A run of records:
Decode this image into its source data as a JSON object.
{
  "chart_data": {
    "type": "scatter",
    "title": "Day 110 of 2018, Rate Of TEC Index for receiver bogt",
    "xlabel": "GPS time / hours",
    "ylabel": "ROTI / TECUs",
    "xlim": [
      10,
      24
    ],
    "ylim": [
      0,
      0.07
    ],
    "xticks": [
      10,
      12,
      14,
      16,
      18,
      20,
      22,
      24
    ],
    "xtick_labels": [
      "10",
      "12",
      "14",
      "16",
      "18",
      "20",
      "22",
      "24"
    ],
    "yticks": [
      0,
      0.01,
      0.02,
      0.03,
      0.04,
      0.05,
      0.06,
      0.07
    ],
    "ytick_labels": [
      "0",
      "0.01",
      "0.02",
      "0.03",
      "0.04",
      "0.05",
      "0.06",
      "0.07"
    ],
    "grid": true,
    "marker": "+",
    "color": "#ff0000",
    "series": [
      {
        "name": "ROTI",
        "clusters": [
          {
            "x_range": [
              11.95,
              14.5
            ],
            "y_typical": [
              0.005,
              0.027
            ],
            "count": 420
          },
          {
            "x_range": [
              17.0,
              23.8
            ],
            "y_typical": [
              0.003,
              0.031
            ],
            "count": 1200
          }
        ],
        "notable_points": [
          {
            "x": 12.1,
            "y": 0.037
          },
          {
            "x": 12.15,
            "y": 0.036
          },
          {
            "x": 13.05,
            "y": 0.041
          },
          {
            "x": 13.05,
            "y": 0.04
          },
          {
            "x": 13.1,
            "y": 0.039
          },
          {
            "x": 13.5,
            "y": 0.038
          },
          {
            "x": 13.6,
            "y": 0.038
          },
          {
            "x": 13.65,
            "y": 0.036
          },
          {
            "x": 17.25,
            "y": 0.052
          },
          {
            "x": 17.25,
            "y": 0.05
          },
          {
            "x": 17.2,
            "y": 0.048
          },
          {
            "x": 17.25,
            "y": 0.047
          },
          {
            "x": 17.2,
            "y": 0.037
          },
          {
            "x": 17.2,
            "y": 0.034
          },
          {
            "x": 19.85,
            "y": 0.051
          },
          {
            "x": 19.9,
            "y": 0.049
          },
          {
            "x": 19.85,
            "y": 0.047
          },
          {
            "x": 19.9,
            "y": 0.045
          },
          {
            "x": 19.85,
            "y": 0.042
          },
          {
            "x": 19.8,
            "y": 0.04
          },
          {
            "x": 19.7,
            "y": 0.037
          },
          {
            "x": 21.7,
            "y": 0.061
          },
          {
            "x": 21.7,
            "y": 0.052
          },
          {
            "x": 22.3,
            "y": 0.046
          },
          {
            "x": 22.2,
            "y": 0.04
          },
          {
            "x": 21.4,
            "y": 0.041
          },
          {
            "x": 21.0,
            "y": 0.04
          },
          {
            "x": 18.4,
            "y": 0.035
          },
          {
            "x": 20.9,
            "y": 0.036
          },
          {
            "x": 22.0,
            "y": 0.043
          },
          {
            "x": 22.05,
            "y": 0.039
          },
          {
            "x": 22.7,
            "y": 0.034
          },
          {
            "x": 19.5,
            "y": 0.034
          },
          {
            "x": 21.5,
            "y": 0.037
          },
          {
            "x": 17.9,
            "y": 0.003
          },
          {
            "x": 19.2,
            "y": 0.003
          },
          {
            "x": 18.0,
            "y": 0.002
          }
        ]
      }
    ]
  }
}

WHAT YOU NEED TO DO:
Your task is to quote the listing above word for word.

OUTPUT OF THE TASK:
Decode this image into its source data as a JSON object.
{
  "chart_data": {
    "type": "scatter",
    "title": "Day 110 of 2018, Rate Of TEC Index for receiver bogt",
    "xlabel": "GPS time / hours",
    "ylabel": "ROTI / TECUs",
    "xlim": [
      10,
      24
    ],
    "ylim": [
      0,
      0.07
    ],
    "xticks": [
      10,
      12,
      14,
      16,
      18,
      20,
      22,
      24
    ],
    "xtick_labels": [
      "10",
      "12",
      "14",
      "16",
      "18",
      "20",
      "22",
      "24"
    ],
    "yticks": [
      0,
      0.01,
      0.02,
      0.03,
      0.04,
      0.05,
      0.06,
      0.07
    ],
    "ytick_labels": [
      "0",
      "0.01",
      "0.02",
      "0.03",
      "0.04",
      "0.05",
      "0.06",
      "0.07"
    ],
    "grid": true,
    "marker": "+",
    "color": "#ff0000",
    "series": [
      {
        "name": "ROTI",
        "clusters": [
          {
            "x_range": [
              11.95,
              14.5
            ],
            "y_typical": [
              0.005,
              0.027
            ],
            "count": 420
          },
          {
            "x_range": [
              17.0,
              23.8
            ],
            "y_typical": [
              0.003,
              0.031
            ],
            "count": 1200
          }
        ],
        "notable_points": [
          {
            "x": 12.1,
            "y": 0.037
          },
          {
            "x": 12.15,
            "y": 0.036
          },
          {
            "x": 13.05,
            "y": 0.041
          },
          {
            "x": 13.05,
            "y": 0.04
          },
          {
            "x": 13.1,
            "y": 0.039
          },
          {
            "x": 13.5,
            "y": 0.038
          },
          {
            "x": 13.6,
            "y": 0.038
          },
          {
            "x": 13.65,
            "y": 0.036
          },
          {
            "x": 17.25,
            "y": 0.052
          },
          {
            "x": 17.25,
            "y": 0.05
          },
          {
            "x": 17.2,
            "y": 0.048
          },
          {
            "x": 17.25,
            "y": 0.047
          },
          {
            "x": 17.2,
            "y": 0.037
          },
          {
            "x": 17.2,
            "y": 0.034
          },
          {
            "x": 19.85,
            "y": 0.051
          },
          {
            "x": 19.9,
            "y": 0.049
          },
          {
            "x": 19.85,
            "y": 0.047
          },
          {
            "x": 19.9,
            "y": 0.045
          },
          {
            "x": 19.85,
            "y": 0.042
          },
          {
            "x": 19.8,
            "y": 0.04
          },
          {
            "x": 19.7,
            "y": 0.037
          },
          {
            "x": 21.7,
            "y": 0.061
          },
          {
            "x": 21.7,
            "y": 0.052
          },
          {
            "x": 22.3,
            "y": 0.046
          },
          {
            "x": 22.2,
            "y": 0.04
          },
          {
            "x": 21.4,
            "y": 0.041
          },
          {
            "x": 21.0,
            "y": 0.04
          },
          {
            "x": 18.4,
            "y": 0.035
          },
          {
            "x": 20.9,
            "y": 0.036
          },
          {
            "x": 22.0,
            "y": 0.043
          },
          {
            "x": 22.05,
            "y": 0.039
          },
          {
            "x": 22.7,
            "y": 0.034
          },
          {
            "x": 19.5,
            "y": 0.034
          },
          {
            "x": 21.5,
            "y": 0.037
          },
          {
            "x": 17.9,
            "y": 0.003
          },
          {
            "x": 19.2,
            "y": 0.003
          },
          {
            "x": 18.0,
            "y": 0.002
          }
        ]
      }
    ]
  }
}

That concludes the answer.